══ Data provided ══

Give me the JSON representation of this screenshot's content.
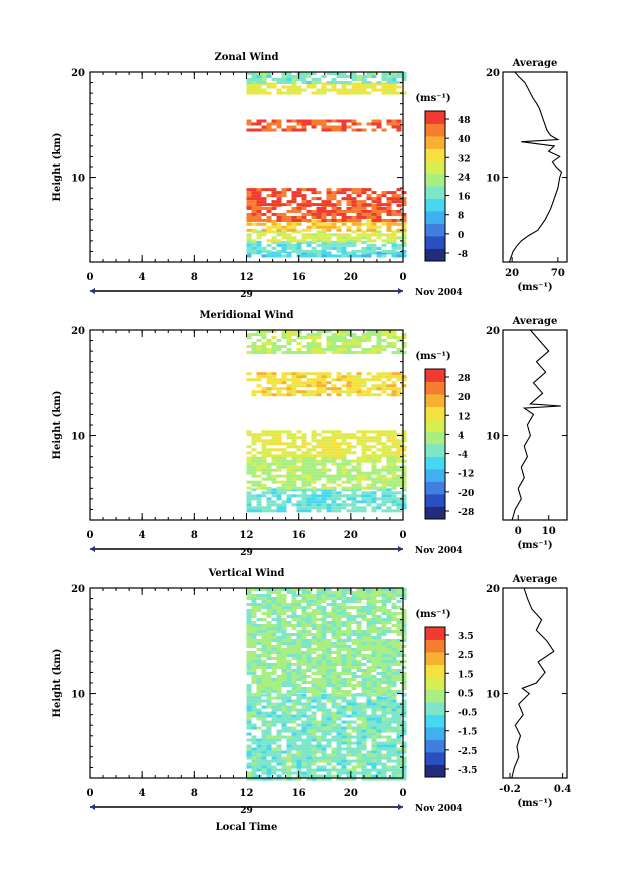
{
  "chart_data": [
    {
      "type": "heatmap",
      "title": "Zonal Wind",
      "ylabel": "Height (km)",
      "xlabel": "",
      "units_label": "(ms⁻¹)",
      "ylim": [
        2,
        20
      ],
      "yticks": [
        "10",
        "20"
      ],
      "xticks": [
        "0",
        "4",
        "8",
        "12",
        "16",
        "20",
        "0"
      ],
      "xlim": [
        0,
        24
      ],
      "date_label": "29",
      "month_label": "Nov 2004",
      "data_start_hour": 12,
      "colorbar": {
        "ticks": [
          "48",
          "40",
          "32",
          "24",
          "16",
          "8",
          "0",
          "-8"
        ],
        "colors": [
          "#232c7a",
          "#2a4fc0",
          "#3f7fe0",
          "#3fb0f0",
          "#46d8f0",
          "#7ee6c8",
          "#a8ee80",
          "#d8ee50",
          "#f6e040",
          "#f8b030",
          "#f67c30",
          "#f03c30"
        ]
      },
      "profile": {
        "title": "Average",
        "xticks": [
          "20",
          "70"
        ],
        "xlabel": "(ms⁻¹)",
        "yticks": [
          "10",
          "20"
        ],
        "xlim": [
          10,
          80
        ],
        "points": [
          [
            17,
            2
          ],
          [
            21,
            3
          ],
          [
            25,
            3.5
          ],
          [
            30,
            4
          ],
          [
            38,
            4.5
          ],
          [
            48,
            5
          ],
          [
            56,
            6
          ],
          [
            62,
            7
          ],
          [
            66,
            8
          ],
          [
            70,
            9
          ],
          [
            72,
            10
          ],
          [
            74,
            10.5
          ],
          [
            68,
            11
          ],
          [
            64,
            11.5
          ],
          [
            72,
            12
          ],
          [
            60,
            12.5
          ],
          [
            66,
            13
          ],
          [
            30,
            13.4
          ],
          [
            70,
            13.6
          ],
          [
            62,
            14
          ],
          [
            58,
            14.5
          ],
          [
            56,
            15
          ],
          [
            54,
            15.5
          ],
          [
            52,
            16
          ],
          [
            50,
            16.5
          ],
          [
            47,
            17
          ],
          [
            43,
            17.5
          ],
          [
            40,
            18
          ],
          [
            37,
            18.5
          ],
          [
            34,
            19
          ],
          [
            28,
            19.5
          ],
          [
            23,
            20
          ]
        ]
      },
      "observations": [
        {
          "h_from": 2.5,
          "h_to": 3,
          "value": 12
        },
        {
          "h_from": 3,
          "h_to": 4,
          "value": 16
        },
        {
          "h_from": 4,
          "h_to": 5,
          "value": 28
        },
        {
          "h_from": 5,
          "h_to": 6,
          "value": 36
        },
        {
          "h_from": 6,
          "h_to": 7.5,
          "value": 46
        },
        {
          "h_from": 7.5,
          "h_to": 9,
          "value": 48
        },
        {
          "h_from": 14.5,
          "h_to": 15.5,
          "value": 46
        },
        {
          "h_from": 18,
          "h_to": 19,
          "value": 30
        },
        {
          "h_from": 19,
          "h_to": 20,
          "value": 18
        }
      ]
    },
    {
      "type": "heatmap",
      "title": "Meridional Wind",
      "ylabel": "Height (km)",
      "xlabel": "",
      "units_label": "(ms⁻¹)",
      "ylim": [
        2,
        20
      ],
      "yticks": [
        "10",
        "20"
      ],
      "xticks": [
        "0",
        "4",
        "8",
        "12",
        "16",
        "20",
        "0"
      ],
      "xlim": [
        0,
        24
      ],
      "date_label": "29",
      "month_label": "Nov 2004",
      "data_start_hour": 12,
      "colorbar": {
        "ticks": [
          "28",
          "20",
          "12",
          "4",
          "-4",
          "-12",
          "-20",
          "-28"
        ],
        "colors": [
          "#232c7a",
          "#2a4fc0",
          "#3f7fe0",
          "#3fb0f0",
          "#46d8f0",
          "#7ee6c8",
          "#a8ee80",
          "#d8ee50",
          "#f6e040",
          "#f8b030",
          "#f67c30",
          "#f03c30"
        ]
      },
      "profile": {
        "title": "Average",
        "xticks": [
          "0",
          "10"
        ],
        "xlabel": "(ms⁻¹)",
        "yticks": [
          "10",
          "20"
        ],
        "xlim": [
          -5,
          16
        ],
        "points": [
          [
            -2,
            2
          ],
          [
            -1,
            3
          ],
          [
            1,
            4
          ],
          [
            0,
            5
          ],
          [
            2,
            6
          ],
          [
            1,
            7
          ],
          [
            3,
            8
          ],
          [
            2,
            9
          ],
          [
            4,
            10
          ],
          [
            3,
            11
          ],
          [
            5,
            12
          ],
          [
            2,
            12.6
          ],
          [
            14,
            12.8
          ],
          [
            4,
            13
          ],
          [
            8,
            14
          ],
          [
            5,
            15
          ],
          [
            9,
            16
          ],
          [
            6,
            17
          ],
          [
            10,
            18
          ],
          [
            7,
            19
          ],
          [
            4,
            20
          ]
        ]
      },
      "observations": [
        {
          "h_from": 3,
          "h_to": 5,
          "value": -4
        },
        {
          "h_from": 5,
          "h_to": 8,
          "value": 4
        },
        {
          "h_from": 8,
          "h_to": 10.5,
          "value": 10
        },
        {
          "h_from": 14,
          "h_to": 16,
          "value": 14
        },
        {
          "h_from": 18,
          "h_to": 20,
          "value": 4
        }
      ]
    },
    {
      "type": "heatmap",
      "title": "Vertical Wind",
      "ylabel": "Height (km)",
      "xlabel": "Local Time",
      "units_label": "(ms⁻¹)",
      "ylim": [
        2,
        20
      ],
      "yticks": [
        "10",
        "20"
      ],
      "xticks": [
        "0",
        "4",
        "8",
        "12",
        "16",
        "20",
        "0"
      ],
      "xlim": [
        0,
        24
      ],
      "date_label": "29",
      "month_label": "Nov 2004",
      "data_start_hour": 12,
      "colorbar": {
        "ticks": [
          "3.5",
          "2.5",
          "1.5",
          "0.5",
          "-0.5",
          "-1.5",
          "-2.5",
          "-3.5"
        ],
        "colors": [
          "#232c7a",
          "#2a4fc0",
          "#3f7fe0",
          "#3fb0f0",
          "#46d8f0",
          "#7ee6c8",
          "#a8ee80",
          "#d8ee50",
          "#f6e040",
          "#f8b030",
          "#f67c30",
          "#f03c30"
        ]
      },
      "profile": {
        "title": "Average",
        "xticks": [
          "-0.2",
          "0.4"
        ],
        "xlabel": "(ms⁻¹)",
        "yticks": [
          "10",
          "20"
        ],
        "xlim": [
          -0.28,
          0.45
        ],
        "points": [
          [
            -0.18,
            2
          ],
          [
            -0.15,
            3
          ],
          [
            -0.1,
            4
          ],
          [
            -0.12,
            5
          ],
          [
            -0.08,
            6
          ],
          [
            -0.14,
            7
          ],
          [
            -0.05,
            8
          ],
          [
            -0.1,
            9
          ],
          [
            0.02,
            10
          ],
          [
            -0.06,
            10.5
          ],
          [
            0.1,
            11
          ],
          [
            0.2,
            12
          ],
          [
            0.12,
            13
          ],
          [
            0.3,
            14
          ],
          [
            0.22,
            15
          ],
          [
            0.1,
            16
          ],
          [
            0.16,
            17
          ],
          [
            0.05,
            18
          ],
          [
            0.0,
            19
          ],
          [
            -0.04,
            20
          ]
        ]
      },
      "observations": [
        {
          "h_from": 2,
          "h_to": 10,
          "value": -0.3
        },
        {
          "h_from": 10,
          "h_to": 20,
          "value": 0.1
        }
      ]
    }
  ]
}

═══

◆ **Task details**
Repeat each entry exactly. Pictures do not belong in the copy.

◆ **The answer**
Give me the JSON representation of this screenshot's content.
{
  "chart_data": [
    {
      "type": "heatmap",
      "title": "Zonal Wind",
      "ylabel": "Height (km)",
      "xlabel": "",
      "units_label": "(ms⁻¹)",
      "ylim": [
        2,
        20
      ],
      "yticks": [
        "10",
        "20"
      ],
      "xticks": [
        "0",
        "4",
        "8",
        "12",
        "16",
        "20",
        "0"
      ],
      "xlim": [
        0,
        24
      ],
      "date_label": "29",
      "month_label": "Nov 2004",
      "data_start_hour": 12,
      "colorbar": {
        "ticks": [
          "48",
          "40",
          "32",
          "24",
          "16",
          "8",
          "0",
          "-8"
        ],
        "colors": [
          "#232c7a",
          "#2a4fc0",
          "#3f7fe0",
          "#3fb0f0",
          "#46d8f0",
          "#7ee6c8",
          "#a8ee80",
          "#d8ee50",
          "#f6e040",
          "#f8b030",
          "#f67c30",
          "#f03c30"
        ]
      },
      "profile": {
        "title": "Average",
        "xticks": [
          "20",
          "70"
        ],
        "xlabel": "(ms⁻¹)",
        "yticks": [
          "10",
          "20"
        ],
        "xlim": [
          10,
          80
        ],
        "points": [
          [
            17,
            2
          ],
          [
            21,
            3
          ],
          [
            25,
            3.5
          ],
          [
            30,
            4
          ],
          [
            38,
            4.5
          ],
          [
            48,
            5
          ],
          [
            56,
            6
          ],
          [
            62,
            7
          ],
          [
            66,
            8
          ],
          [
            70,
            9
          ],
          [
            72,
            10
          ],
          [
            74,
            10.5
          ],
          [
            68,
            11
          ],
          [
            64,
            11.5
          ],
          [
            72,
            12
          ],
          [
            60,
            12.5
          ],
          [
            66,
            13
          ],
          [
            30,
            13.4
          ],
          [
            70,
            13.6
          ],
          [
            62,
            14
          ],
          [
            58,
            14.5
          ],
          [
            56,
            15
          ],
          [
            54,
            15.5
          ],
          [
            52,
            16
          ],
          [
            50,
            16.5
          ],
          [
            47,
            17
          ],
          [
            43,
            17.5
          ],
          [
            40,
            18
          ],
          [
            37,
            18.5
          ],
          [
            34,
            19
          ],
          [
            28,
            19.5
          ],
          [
            23,
            20
          ]
        ]
      },
      "observations": [
        {
          "h_from": 2.5,
          "h_to": 3,
          "value": 12
        },
        {
          "h_from": 3,
          "h_to": 4,
          "value": 16
        },
        {
          "h_from": 4,
          "h_to": 5,
          "value": 28
        },
        {
          "h_from": 5,
          "h_to": 6,
          "value": 36
        },
        {
          "h_from": 6,
          "h_to": 7.5,
          "value": 46
        },
        {
          "h_from": 7.5,
          "h_to": 9,
          "value": 48
        },
        {
          "h_from": 14.5,
          "h_to": 15.5,
          "value": 46
        },
        {
          "h_from": 18,
          "h_to": 19,
          "value": 30
        },
        {
          "h_from": 19,
          "h_to": 20,
          "value": 18
        }
      ]
    },
    {
      "type": "heatmap",
      "title": "Meridional Wind",
      "ylabel": "Height (km)",
      "xlabel": "",
      "units_label": "(ms⁻¹)",
      "ylim": [
        2,
        20
      ],
      "yticks": [
        "10",
        "20"
      ],
      "xticks": [
        "0",
        "4",
        "8",
        "12",
        "16",
        "20",
        "0"
      ],
      "xlim": [
        0,
        24
      ],
      "date_label": "29",
      "month_label": "Nov 2004",
      "data_start_hour": 12,
      "colorbar": {
        "ticks": [
          "28",
          "20",
          "12",
          "4",
          "-4",
          "-12",
          "-20",
          "-28"
        ],
        "colors": [
          "#232c7a",
          "#2a4fc0",
          "#3f7fe0",
          "#3fb0f0",
          "#46d8f0",
          "#7ee6c8",
          "#a8ee80",
          "#d8ee50",
          "#f6e040",
          "#f8b030",
          "#f67c30",
          "#f03c30"
        ]
      },
      "profile": {
        "title": "Average",
        "xticks": [
          "0",
          "10"
        ],
        "xlabel": "(ms⁻¹)",
        "yticks": [
          "10",
          "20"
        ],
        "xlim": [
          -5,
          16
        ],
        "points": [
          [
            -2,
            2
          ],
          [
            -1,
            3
          ],
          [
            1,
            4
          ],
          [
            0,
            5
          ],
          [
            2,
            6
          ],
          [
            1,
            7
          ],
          [
            3,
            8
          ],
          [
            2,
            9
          ],
          [
            4,
            10
          ],
          [
            3,
            11
          ],
          [
            5,
            12
          ],
          [
            2,
            12.6
          ],
          [
            14,
            12.8
          ],
          [
            4,
            13
          ],
          [
            8,
            14
          ],
          [
            5,
            15
          ],
          [
            9,
            16
          ],
          [
            6,
            17
          ],
          [
            10,
            18
          ],
          [
            7,
            19
          ],
          [
            4,
            20
          ]
        ]
      },
      "observations": [
        {
          "h_from": 3,
          "h_to": 5,
          "value": -4
        },
        {
          "h_from": 5,
          "h_to": 8,
          "value": 4
        },
        {
          "h_from": 8,
          "h_to": 10.5,
          "value": 10
        },
        {
          "h_from": 14,
          "h_to": 16,
          "value": 14
        },
        {
          "h_from": 18,
          "h_to": 20,
          "value": 4
        }
      ]
    },
    {
      "type": "heatmap",
      "title": "Vertical Wind",
      "ylabel": "Height (km)",
      "xlabel": "Local Time",
      "units_label": "(ms⁻¹)",
      "ylim": [
        2,
        20
      ],
      "yticks": [
        "10",
        "20"
      ],
      "xticks": [
        "0",
        "4",
        "8",
        "12",
        "16",
        "20",
        "0"
      ],
      "xlim": [
        0,
        24
      ],
      "date_label": "29",
      "month_label": "Nov 2004",
      "data_start_hour": 12,
      "colorbar": {
        "ticks": [
          "3.5",
          "2.5",
          "1.5",
          "0.5",
          "-0.5",
          "-1.5",
          "-2.5",
          "-3.5"
        ],
        "colors": [
          "#232c7a",
          "#2a4fc0",
          "#3f7fe0",
          "#3fb0f0",
          "#46d8f0",
          "#7ee6c8",
          "#a8ee80",
          "#d8ee50",
          "#f6e040",
          "#f8b030",
          "#f67c30",
          "#f03c30"
        ]
      },
      "profile": {
        "title": "Average",
        "xticks": [
          "-0.2",
          "0.4"
        ],
        "xlabel": "(ms⁻¹)",
        "yticks": [
          "10",
          "20"
        ],
        "xlim": [
          -0.28,
          0.45
        ],
        "points": [
          [
            -0.18,
            2
          ],
          [
            -0.15,
            3
          ],
          [
            -0.1,
            4
          ],
          [
            -0.12,
            5
          ],
          [
            -0.08,
            6
          ],
          [
            -0.14,
            7
          ],
          [
            -0.05,
            8
          ],
          [
            -0.1,
            9
          ],
          [
            0.02,
            10
          ],
          [
            -0.06,
            10.5
          ],
          [
            0.1,
            11
          ],
          [
            0.2,
            12
          ],
          [
            0.12,
            13
          ],
          [
            0.3,
            14
          ],
          [
            0.22,
            15
          ],
          [
            0.1,
            16
          ],
          [
            0.16,
            17
          ],
          [
            0.05,
            18
          ],
          [
            0.0,
            19
          ],
          [
            -0.04,
            20
          ]
        ]
      },
      "observations": [
        {
          "h_from": 2,
          "h_to": 10,
          "value": -0.3
        },
        {
          "h_from": 10,
          "h_to": 20,
          "value": 0.1
        }
      ]
    }
  ]
}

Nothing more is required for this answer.